### 引用文本
- - -

LDF/QDF对MNIST二分类_python qdf算法简介-优快云博客

本文链接：https://blog.youkuaiyun.com/CynicalRat/article/details/121399908
LDF
QDF
python实现
import numpy as np
# import matplotlib.pyplot as plt
import math
import tensorflow as tf
from sklearn.preprocessing import StandardScaler
from sklearn.decomposition import PCA
from sklearn.model_selection import train_test_split, cross_val_score, GridSearchCV  # 划分数据 交叉验证 网格搜索

class LDFandQDF():

    # 计算判别函数系数
    def train(self, x_train, y_train, classA, classB):
        """X为训练数据集，y为训练label"""
        X1 = np.array([x_train[i] for i in range(len(x_train)) if y_train[i] == classA])  # 找出标签为classA的数据
        X2 = np.array([x_train[i] for i in range(len(x_train)) if y_train[i] == classB])  # 找出标签为classB的数据

        # 计算先验概率
        Pw1 = len(X1) / (len(X1) + len(X2))
        Pw2 = len(X2) / (len(X1) + len(X2))

        # 求均值
        mju1 = np.mean(X1, axis=0)  # mju是ndarray类型
        mju2 = np.mean(X2, axis=0)

        # 求协方差
        covX1 = np.cov(X1.T)
        covX2 = np.cov(X2.T)

        # 协方差行列式
        cov1_det = np.linalg.det(covX1)
        cov2_det = np.linalg.det(covX2)

        # 协方差的逆
        if cov1_det == 0:  # 第一类
            # 协方差矩阵不可逆，使用伪逆
            invX1 = np.linalg.pinv(covX1)
        else:
            # 协方差矩阵可逆
            invX1 = np.linalg.inv(covX1)
        if cov2_det == 0:  # 第二类
            # 协方差矩阵不可逆，使用伪逆
            invX2 = np.linalg.pinv(covX2)
        else:
            # 协方差矩阵可逆
            invX2 = np.linalg.inv(covX1)

        # 记录类别
        self.classa = classA
        self.classb = classB

        # 记录计算结果
        self.Pw1 = Pw1  # 先验概率
        self.Pw2 = Pw2

        self.mju1 = mju1  # 第一类classA  均值
        # self.covX1 = covX1  # 协方差
        self.inv_covX1 = invX1  # 协方差的逆
        self.cov1_det = cov1_det  # 协方差行列式

        self.mju2 = mju2  # 第二类classB
        # self.covX2 = covX2
        self.inv_covX2 = invX2
        self.cov2_det = cov2_det

    # 进行预测
    def predict(self, method):

        self.method = method
        predict_class = []
        W1 = -(1 / 2) * self.inv_covX1
        W2 = -(1 / 2) * self.inv_covX2
        w1 = np.dot(self.inv_covX1, self.mju1)

- - -

### 书面题目 A
请从这篇LDF/QDF文章中摘录从“self.method = method”到“w1 = np.dot(self.inv_covX1, self.mju1)”的这一段。
### 书面题目 B
请从这篇LDF/QDF文章的最后一行之后接着往下写。
这些材料与这篇LDF/QDF文章没有关系。

- - -

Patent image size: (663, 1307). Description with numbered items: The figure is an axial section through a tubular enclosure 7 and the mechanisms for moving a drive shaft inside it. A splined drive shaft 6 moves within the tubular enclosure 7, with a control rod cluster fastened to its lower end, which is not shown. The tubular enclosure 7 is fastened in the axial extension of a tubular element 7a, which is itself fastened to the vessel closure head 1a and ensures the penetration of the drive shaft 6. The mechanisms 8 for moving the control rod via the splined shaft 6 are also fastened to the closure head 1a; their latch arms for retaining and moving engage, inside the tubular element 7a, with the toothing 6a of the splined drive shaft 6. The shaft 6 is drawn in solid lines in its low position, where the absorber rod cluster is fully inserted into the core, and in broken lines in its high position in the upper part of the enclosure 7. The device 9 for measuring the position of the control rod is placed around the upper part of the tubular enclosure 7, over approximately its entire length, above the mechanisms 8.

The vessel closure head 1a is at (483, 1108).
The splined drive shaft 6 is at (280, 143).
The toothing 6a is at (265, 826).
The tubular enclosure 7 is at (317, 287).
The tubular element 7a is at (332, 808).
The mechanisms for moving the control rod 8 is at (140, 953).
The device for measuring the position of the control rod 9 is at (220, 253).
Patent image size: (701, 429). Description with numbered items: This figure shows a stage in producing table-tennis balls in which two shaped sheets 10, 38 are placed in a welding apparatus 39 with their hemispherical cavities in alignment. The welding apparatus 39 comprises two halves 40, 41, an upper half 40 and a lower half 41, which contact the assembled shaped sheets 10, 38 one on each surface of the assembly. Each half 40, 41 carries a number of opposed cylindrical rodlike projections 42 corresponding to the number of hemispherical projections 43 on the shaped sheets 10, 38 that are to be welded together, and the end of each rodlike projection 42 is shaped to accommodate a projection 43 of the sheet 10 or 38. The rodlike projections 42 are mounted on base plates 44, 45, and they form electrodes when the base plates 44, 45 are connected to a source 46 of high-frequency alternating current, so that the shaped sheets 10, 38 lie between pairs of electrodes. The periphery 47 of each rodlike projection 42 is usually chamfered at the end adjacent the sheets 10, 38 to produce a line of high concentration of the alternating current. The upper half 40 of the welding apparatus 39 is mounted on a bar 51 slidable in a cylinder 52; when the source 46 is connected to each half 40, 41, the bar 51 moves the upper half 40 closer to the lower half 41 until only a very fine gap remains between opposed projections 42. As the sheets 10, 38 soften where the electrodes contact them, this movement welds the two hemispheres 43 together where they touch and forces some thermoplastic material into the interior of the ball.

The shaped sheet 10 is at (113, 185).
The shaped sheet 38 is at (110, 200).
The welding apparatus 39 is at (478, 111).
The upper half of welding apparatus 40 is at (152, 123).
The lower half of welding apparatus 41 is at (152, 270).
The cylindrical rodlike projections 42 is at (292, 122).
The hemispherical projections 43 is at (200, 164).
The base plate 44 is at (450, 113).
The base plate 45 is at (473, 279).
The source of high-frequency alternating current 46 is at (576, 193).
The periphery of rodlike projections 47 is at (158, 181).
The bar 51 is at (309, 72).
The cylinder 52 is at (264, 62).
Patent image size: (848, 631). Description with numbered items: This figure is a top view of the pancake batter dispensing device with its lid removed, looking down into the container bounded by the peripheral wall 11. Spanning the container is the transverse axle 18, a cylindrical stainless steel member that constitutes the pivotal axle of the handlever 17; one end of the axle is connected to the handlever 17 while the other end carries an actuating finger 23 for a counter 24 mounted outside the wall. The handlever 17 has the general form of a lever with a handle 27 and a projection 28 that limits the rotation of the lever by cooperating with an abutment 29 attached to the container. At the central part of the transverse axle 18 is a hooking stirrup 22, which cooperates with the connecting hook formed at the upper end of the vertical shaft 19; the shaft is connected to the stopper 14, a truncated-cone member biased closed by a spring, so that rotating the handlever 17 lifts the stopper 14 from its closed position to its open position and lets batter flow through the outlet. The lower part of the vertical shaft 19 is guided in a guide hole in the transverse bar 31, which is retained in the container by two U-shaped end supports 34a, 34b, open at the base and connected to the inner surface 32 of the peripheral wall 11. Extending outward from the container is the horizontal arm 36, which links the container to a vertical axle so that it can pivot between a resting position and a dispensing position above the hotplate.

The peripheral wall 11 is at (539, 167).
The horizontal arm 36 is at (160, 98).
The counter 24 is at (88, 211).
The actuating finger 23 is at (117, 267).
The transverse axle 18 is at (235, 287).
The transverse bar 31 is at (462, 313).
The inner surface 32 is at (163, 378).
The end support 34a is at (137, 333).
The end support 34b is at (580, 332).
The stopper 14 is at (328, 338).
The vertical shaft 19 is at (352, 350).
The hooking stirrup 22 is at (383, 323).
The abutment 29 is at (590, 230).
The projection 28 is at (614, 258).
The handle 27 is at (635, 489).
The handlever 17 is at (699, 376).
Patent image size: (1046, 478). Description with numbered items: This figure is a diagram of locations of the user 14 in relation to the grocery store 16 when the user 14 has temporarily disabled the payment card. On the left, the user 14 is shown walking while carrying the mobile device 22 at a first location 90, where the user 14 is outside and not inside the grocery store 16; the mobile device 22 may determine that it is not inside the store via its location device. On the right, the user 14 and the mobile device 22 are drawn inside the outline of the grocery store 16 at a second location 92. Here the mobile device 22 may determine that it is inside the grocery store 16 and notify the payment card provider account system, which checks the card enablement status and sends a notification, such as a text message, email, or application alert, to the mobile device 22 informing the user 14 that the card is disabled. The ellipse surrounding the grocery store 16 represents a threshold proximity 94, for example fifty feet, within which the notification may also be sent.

- - -

### 回复 A
self.method = method
        predict_class = []
        W1 = -(1 / 2) * self.inv_covX1
        W2 = -(1 / 2) * self.inv_covX2
        w1 = np.dot(self.inv_covX1, self.mju1)

### 回复 B
        w2 = np.dot(self.inv_covX2, self.mju2)

        if method == 'QDF':
            if self.cov1_det == 0:  # 行列式为0，协方差不满秩，无法求对数，把对数项忽略
                w10 = -(1 / 2) * np.dot(np.dot(self.mju1.T, self.inv_covX1), self.mju1) + math.log(self.Pw1)
            else:  # 协方差矩阵满秩，正常
                w10 = -(1 / 2) * np.dot(np.dot(self.mju1.T, self.inv_covX1), self.mju1) - (1 / 2) * math.log(
                    self.cov1_det) + math.log(self.Pw1)
            if self.cov2_det == 0:
                w20 = -(1 / 2) * np.dot(np.dot(self.mju2.T, self.inv_covX2), self.mju2) + math.log(self.Pw2)
            else:
                w20 = -(1 / 2) * np.dot(np.dot(self.mju2.T, self.inv_covX2), self.mju2) - (1 / 2) * math.log(
                    self.cov2_det) + math.log(self.Pw2)
            for i in range(len(self.x_test_)):
                g1x = np.dot(np.dot(self.x_test_[i].T, W1), self.x_test_[i]) + np.dot(w1.T, self.x_test_[i]) + w10
                g2x = np.dot(np.dot(self.x_test_[i].T, W2), self.x_test_[i]) + np.dot(w2.T, self.x_test_[i]) + w20
                if (g1x - g2x) > 0:
                    predict_class.append(self.classa)
                else:
                    predict_class.append(self.classb)

        if method == 'LDF':
            w10 = -(1 / 2) * np.dot(np.dot(self.mju1.T, self.inv_covX1), self.mju1) + math.log(self.Pw1)
            w20 = -(1 / 2) * np.dot(np.dot(self.mju2.T, self.inv_covX2), self.mju2) + math.log(self.Pw2)
            for i in range(len(self.x_test_)):
                g1x = np.dot(w1.T, self.x_test_[i]) + w10
                g2x = np.dot(w2.T, self.x_test_[i]) + w20
                if (g1x - g2x) > 0:
                    predict_class.append(self.classa)
                else:
                    predict_class.append(self.classb)
        return predict_class

    def split_test_data(self, xtest, ytest):
        x_test_ = np.array(
            [xtest[i] for i in range(len(xtest)) if (ytest[i] == self.classa or ytest[i] == self.classb)])
        y_test_ = np.array(
            [ytest[i] for i in range(len(ytest)) if (ytest[i] == self.classa or ytest[i] == self.classb)])
        self.x_test_ = x_test_
        self.y_test_ = y_test_

    # 计算判别函数分类精度
    def analysis_accuracy(self, y_predict):
        count = 0
        nums = len(self.y_test_)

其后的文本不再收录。